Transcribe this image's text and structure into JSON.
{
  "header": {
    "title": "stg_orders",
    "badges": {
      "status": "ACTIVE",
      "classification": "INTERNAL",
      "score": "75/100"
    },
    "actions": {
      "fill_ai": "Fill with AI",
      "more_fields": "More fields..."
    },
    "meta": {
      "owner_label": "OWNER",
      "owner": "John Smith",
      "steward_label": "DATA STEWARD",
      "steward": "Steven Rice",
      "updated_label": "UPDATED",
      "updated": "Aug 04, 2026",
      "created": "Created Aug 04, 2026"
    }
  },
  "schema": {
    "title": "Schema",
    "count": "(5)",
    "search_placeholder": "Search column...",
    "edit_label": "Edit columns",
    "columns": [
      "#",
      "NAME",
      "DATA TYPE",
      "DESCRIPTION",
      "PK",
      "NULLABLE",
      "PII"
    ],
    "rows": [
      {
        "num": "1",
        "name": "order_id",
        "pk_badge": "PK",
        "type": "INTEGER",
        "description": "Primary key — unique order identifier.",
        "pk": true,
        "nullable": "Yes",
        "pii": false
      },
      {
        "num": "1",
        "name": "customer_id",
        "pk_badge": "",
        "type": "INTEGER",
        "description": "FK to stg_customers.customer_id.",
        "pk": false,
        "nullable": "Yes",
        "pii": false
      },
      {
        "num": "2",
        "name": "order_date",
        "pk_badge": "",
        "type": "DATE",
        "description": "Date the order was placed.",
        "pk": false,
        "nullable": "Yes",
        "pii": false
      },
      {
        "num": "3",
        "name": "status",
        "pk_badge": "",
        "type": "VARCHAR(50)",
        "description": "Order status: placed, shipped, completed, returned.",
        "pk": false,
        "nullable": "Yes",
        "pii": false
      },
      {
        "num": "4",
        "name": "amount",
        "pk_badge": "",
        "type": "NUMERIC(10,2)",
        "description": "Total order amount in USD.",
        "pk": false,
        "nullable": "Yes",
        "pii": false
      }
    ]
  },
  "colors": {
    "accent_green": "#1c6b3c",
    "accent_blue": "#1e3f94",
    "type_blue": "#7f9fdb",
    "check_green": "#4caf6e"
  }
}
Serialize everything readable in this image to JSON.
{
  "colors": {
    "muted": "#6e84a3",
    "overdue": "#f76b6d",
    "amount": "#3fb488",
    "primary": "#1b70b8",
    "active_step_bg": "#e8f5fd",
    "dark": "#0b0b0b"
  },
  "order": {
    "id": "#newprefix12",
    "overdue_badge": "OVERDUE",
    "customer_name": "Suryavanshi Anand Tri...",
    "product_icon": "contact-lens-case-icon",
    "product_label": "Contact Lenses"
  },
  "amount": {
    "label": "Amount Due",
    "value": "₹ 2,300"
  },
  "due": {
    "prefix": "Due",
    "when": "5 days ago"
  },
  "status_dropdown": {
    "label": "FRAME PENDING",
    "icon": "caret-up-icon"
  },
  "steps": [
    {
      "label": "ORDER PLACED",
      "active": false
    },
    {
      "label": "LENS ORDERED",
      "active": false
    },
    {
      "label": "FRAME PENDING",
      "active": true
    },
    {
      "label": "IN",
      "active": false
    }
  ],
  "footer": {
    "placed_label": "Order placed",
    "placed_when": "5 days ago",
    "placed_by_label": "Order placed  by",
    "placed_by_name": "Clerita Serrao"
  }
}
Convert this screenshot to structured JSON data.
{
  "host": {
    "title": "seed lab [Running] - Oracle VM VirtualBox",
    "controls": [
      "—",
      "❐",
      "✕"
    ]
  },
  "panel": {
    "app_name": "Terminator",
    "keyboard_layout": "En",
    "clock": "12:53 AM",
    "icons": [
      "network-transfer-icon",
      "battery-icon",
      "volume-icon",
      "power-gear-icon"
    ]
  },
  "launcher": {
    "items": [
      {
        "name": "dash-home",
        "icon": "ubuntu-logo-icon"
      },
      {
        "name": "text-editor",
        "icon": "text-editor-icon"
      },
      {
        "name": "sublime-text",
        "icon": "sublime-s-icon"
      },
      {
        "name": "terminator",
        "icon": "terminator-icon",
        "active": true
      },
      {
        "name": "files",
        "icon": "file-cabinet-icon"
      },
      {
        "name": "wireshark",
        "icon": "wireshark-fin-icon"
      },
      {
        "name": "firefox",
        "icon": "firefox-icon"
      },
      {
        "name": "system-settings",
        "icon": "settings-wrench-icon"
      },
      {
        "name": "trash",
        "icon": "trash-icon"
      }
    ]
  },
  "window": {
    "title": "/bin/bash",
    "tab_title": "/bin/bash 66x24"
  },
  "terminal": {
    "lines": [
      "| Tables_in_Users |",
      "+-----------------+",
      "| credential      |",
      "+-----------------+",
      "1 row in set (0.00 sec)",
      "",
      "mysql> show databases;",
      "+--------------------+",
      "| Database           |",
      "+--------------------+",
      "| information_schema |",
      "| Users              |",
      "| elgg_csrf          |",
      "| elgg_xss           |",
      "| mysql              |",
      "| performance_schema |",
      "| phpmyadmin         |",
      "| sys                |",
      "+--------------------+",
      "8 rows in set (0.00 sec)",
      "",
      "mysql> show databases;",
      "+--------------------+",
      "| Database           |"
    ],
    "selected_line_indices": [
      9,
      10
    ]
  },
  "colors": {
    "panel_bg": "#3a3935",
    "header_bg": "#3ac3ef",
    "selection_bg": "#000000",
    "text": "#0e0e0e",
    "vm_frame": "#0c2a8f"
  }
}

WORK TO BE COMPLETED »
Exactly as written above, please repeat the entries.

RESULT FOR THIS TASK »
Transcribe this image's text and structure into JSON.
{
  "header": {
    "title": "stg_orders",
    "badges": {
      "status": "ACTIVE",
      "classification": "INTERNAL",
      "score": "75/100"
    },
    "actions": {
      "fill_ai": "Fill with AI",
      "more_fields": "More fields..."
    },
    "meta": {
      "owner_label": "OWNER",
      "owner": "John Smith",
      "steward_label": "DATA STEWARD",
      "steward": "Steven Rice",
      "updated_label": "UPDATED",
      "updated": "Aug 04, 2026",
      "created": "Created Aug 04, 2026"
    }
  },
  "schema": {
    "title": "Schema",
    "count": "(5)",
    "search_placeholder": "Search column...",
    "edit_label": "Edit columns",
    "columns": [
      "#",
      "NAME",
      "DATA TYPE",
      "DESCRIPTION",
      "PK",
      "NULLABLE",
      "PII"
    ],
    "rows": [
      {
        "num": "1",
        "name": "order_id",
        "pk_badge": "PK",
        "type": "INTEGER",
        "description": "Primary key — unique order identifier.",
        "pk": true,
        "nullable": "Yes",
        "pii": false
      },
      {
        "num": "1",
        "name": "customer_id",
        "pk_badge": "",
        "type": "INTEGER",
        "description": "FK to stg_customers.customer_id.",
        "pk": false,
        "nullable": "Yes",
        "pii": false
      },
      {
        "num": "2",
        "name": "order_date",
        "pk_badge": "",
        "type": "DATE",
        "description": "Date the order was placed.",
        "pk": false,
        "nullable": "Yes",
        "pii": false
      },
      {
        "num": "3",
        "name": "status",
        "pk_badge": "",
        "type": "VARCHAR(50)",
        "description": "Order status: placed, shipped, completed, returned.",
        "pk": false,
        "nullable": "Yes",
        "pii": false
      },
      {
        "num": "4",
        "name": "amount",
        "pk_badge": "",
        "type": "NUMERIC(10,2)",
        "description": "Total order amount in USD.",
        "pk": false,
        "nullable": "Yes",
        "pii": false
      }
    ]
  },
  "colors": {
    "accent_green": "#1c6b3c",
    "accent_blue": "#1e3f94",
    "type_blue": "#7f9fdb",
    "check_green": "#4caf6e"
  }
}
Serialize everything readable in this image to JSON.
{
  "colors": {
    "muted": "#6e84a3",
    "overdue": "#f76b6d",
    "amount": "#3fb488",
    "primary": "#1b70b8",
    "active_step_bg": "#e8f5fd",
    "dark": "#0b0b0b"
  },
  "order": {
    "id": "#newprefix12",
    "overdue_badge": "OVERDUE",
    "customer_name": "Suryavanshi Anand Tri...",
    "product_icon": "contact-lens-case-icon",
    "product_label": "Contact Lenses"
  },
  "amount": {
    "label": "Amount Due",
    "value": "₹ 2,300"
  },
  "due": {
    "prefix": "Due",
    "when": "5 days ago"
  },
  "status_dropdown": {
    "label": "FRAME PENDING",
    "icon": "caret-up-icon"
  },
  "steps": [
    {
      "label": "ORDER PLACED",
      "active": false
    },
    {
      "label": "LENS ORDERED",
      "active": false
    },
    {
      "label": "FRAME PENDING",
      "active": true
    },
    {
      "label": "IN",
      "active": false
    }
  ],
  "footer": {
    "placed_label": "Order placed",
    "placed_when": "5 days ago",
    "placed_by_label": "Order placed  by",
    "placed_by_name": "Clerita Serrao"
  }
}
Convert this screenshot to structured JSON data.
{
  "host": {
    "title": "seed lab [Running] - Oracle VM VirtualBox",
    "controls": [
      "—",
      "❐",
      "✕"
    ]
  },
  "panel": {
    "app_name": "Terminator",
    "keyboard_layout": "En",
    "clock": "12:53 AM",
    "icons": [
      "network-transfer-icon",
      "battery-icon",
      "volume-icon",
      "power-gear-icon"
    ]
  },
  "launcher": {
    "items": [
      {
        "name": "dash-home",
        "icon": "ubuntu-logo-icon"
      },
      {
        "name": "text-editor",
        "icon": "text-editor-icon"
      },
      {
        "name": "sublime-text",
        "icon": "sublime-s-icon"
      },
      {
        "name": "terminator",
        "icon": "terminator-icon",
        "active": true
      },
      {
        "name": "files",
        "icon": "file-cabinet-icon"
      },
      {
        "name": "wireshark",
        "icon": "wireshark-fin-icon"
      },
      {
        "name": "firefox",
        "icon": "firefox-icon"
      },
      {
        "name": "system-settings",
        "icon": "settings-wrench-icon"
      },
      {
        "name": "trash",
        "icon": "trash-icon"
      }
    ]
  },
  "window": {
    "title": "/bin/bash",
    "tab_title": "/bin/bash 66x24"
  },
  "terminal": {
    "lines": [
      "| Tables_in_Users |",
      "+-----------------+",
      "| credential      |",
      "+-----------------+",
      "1 row in set (0.00 sec)",
      "",
      "mysql> show databases;",
      "+--------------------+",
      "| Database           |",
      "+--------------------+",
      "| information_schema |",
      "| Users              |",
      "| elgg_csrf          |",
      "| elgg_xss           |",
      "| mysql              |",
      "| performance_schema |",
      "| phpmyadmin         |",
      "| sys                |",
      "+--------------------+",
      "8 rows in set (0.00 sec)",
      "",
      "mysql> show databases;",
      "+--------------------+",
      "| Database           |"
    ],
    "selected_line_indices": [
      9,
      10
    ]
  },
  "colors": {
    "panel_bg": "#3a3935",
    "header_bg": "#3ac3ef",
    "selection_bg": "#000000",
    "text": "#0e0e0e",
    "vm_frame": "#0c2a8f"
  }
}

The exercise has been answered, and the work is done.